◆ **Instructions for the task**: Find how many lines hold the word "sigma" and give that number only.

==================================================

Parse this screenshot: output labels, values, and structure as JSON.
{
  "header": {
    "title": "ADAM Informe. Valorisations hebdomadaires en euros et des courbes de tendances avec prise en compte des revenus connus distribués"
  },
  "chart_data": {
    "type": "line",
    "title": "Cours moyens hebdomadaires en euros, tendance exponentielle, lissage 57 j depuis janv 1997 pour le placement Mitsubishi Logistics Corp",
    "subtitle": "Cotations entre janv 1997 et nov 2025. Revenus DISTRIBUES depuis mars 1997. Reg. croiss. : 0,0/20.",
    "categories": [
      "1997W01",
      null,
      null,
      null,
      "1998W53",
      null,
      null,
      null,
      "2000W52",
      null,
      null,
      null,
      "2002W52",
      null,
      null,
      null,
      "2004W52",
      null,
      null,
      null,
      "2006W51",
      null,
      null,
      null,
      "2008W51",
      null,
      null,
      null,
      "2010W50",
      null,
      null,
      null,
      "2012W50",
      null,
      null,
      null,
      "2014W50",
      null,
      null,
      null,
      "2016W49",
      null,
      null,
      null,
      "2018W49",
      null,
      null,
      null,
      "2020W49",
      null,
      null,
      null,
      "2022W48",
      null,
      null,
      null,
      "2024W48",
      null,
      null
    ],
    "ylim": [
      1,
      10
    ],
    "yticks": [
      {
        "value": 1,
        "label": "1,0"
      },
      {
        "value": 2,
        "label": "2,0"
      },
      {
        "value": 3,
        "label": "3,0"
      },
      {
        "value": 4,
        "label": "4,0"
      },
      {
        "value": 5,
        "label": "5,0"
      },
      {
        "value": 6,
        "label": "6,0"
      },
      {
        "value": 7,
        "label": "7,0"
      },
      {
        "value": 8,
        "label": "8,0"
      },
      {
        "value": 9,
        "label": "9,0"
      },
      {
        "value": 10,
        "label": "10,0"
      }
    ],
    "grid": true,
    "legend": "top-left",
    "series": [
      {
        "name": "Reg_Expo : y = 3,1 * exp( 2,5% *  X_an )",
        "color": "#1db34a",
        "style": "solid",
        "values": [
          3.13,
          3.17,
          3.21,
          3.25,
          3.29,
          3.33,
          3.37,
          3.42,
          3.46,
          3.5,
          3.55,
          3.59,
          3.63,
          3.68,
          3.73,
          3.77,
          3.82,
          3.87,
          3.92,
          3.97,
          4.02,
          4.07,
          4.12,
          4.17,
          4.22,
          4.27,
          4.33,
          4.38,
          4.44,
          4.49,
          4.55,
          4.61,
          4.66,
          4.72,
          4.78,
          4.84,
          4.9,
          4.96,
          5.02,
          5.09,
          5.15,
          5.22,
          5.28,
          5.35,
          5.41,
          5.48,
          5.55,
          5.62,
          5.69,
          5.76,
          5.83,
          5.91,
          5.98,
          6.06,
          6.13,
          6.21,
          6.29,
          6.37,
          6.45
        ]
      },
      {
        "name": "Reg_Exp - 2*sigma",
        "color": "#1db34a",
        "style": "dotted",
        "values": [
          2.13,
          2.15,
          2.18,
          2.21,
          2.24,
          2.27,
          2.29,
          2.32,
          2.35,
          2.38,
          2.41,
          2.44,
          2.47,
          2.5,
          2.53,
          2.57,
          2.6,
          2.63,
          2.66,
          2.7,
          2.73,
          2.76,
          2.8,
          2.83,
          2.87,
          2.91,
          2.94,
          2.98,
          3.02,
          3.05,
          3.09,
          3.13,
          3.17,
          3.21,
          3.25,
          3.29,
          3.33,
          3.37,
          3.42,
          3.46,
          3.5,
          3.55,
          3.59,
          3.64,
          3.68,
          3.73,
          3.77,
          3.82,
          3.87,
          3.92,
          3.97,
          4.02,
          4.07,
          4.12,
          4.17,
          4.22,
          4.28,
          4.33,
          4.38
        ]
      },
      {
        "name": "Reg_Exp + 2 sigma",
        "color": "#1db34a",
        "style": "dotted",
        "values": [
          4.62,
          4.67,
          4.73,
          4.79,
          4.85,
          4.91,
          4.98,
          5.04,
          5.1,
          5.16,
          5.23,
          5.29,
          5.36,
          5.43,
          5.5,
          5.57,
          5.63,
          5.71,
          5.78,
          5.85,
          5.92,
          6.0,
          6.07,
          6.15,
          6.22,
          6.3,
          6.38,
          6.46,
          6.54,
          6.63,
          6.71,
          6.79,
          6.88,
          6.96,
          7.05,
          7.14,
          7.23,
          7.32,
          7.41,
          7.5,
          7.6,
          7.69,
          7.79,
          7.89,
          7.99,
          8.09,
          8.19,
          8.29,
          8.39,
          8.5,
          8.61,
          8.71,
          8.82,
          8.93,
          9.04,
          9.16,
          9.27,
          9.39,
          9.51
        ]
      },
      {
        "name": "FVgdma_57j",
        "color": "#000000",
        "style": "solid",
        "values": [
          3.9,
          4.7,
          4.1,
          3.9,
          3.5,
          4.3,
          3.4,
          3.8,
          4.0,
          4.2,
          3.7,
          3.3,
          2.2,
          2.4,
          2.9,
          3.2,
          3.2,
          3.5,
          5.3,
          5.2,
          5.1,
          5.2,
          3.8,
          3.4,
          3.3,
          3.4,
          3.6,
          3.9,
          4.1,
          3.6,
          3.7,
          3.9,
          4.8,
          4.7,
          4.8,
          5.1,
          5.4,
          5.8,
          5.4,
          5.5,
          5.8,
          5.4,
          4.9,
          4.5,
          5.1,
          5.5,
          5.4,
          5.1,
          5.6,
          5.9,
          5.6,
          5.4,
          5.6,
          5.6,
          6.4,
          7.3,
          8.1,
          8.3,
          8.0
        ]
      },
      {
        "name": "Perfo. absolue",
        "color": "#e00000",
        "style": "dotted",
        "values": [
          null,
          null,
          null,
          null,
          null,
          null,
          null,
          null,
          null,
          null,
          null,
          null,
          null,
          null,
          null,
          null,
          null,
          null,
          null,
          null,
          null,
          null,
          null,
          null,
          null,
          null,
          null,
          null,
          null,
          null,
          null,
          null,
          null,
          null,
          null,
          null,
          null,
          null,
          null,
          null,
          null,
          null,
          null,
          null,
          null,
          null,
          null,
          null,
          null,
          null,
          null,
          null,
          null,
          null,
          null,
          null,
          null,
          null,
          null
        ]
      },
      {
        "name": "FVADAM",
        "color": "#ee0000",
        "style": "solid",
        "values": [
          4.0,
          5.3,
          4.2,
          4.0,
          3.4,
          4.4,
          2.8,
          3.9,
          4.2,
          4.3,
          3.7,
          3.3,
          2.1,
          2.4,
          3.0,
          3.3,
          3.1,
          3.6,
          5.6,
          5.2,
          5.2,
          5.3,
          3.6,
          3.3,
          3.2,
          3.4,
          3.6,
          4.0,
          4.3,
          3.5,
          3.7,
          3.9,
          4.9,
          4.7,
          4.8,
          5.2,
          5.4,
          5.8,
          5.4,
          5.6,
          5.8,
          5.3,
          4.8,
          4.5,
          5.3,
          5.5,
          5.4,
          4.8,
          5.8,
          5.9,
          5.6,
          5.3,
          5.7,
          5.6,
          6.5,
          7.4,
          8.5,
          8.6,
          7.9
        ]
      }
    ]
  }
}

==================================================

◆ **Task result**: 2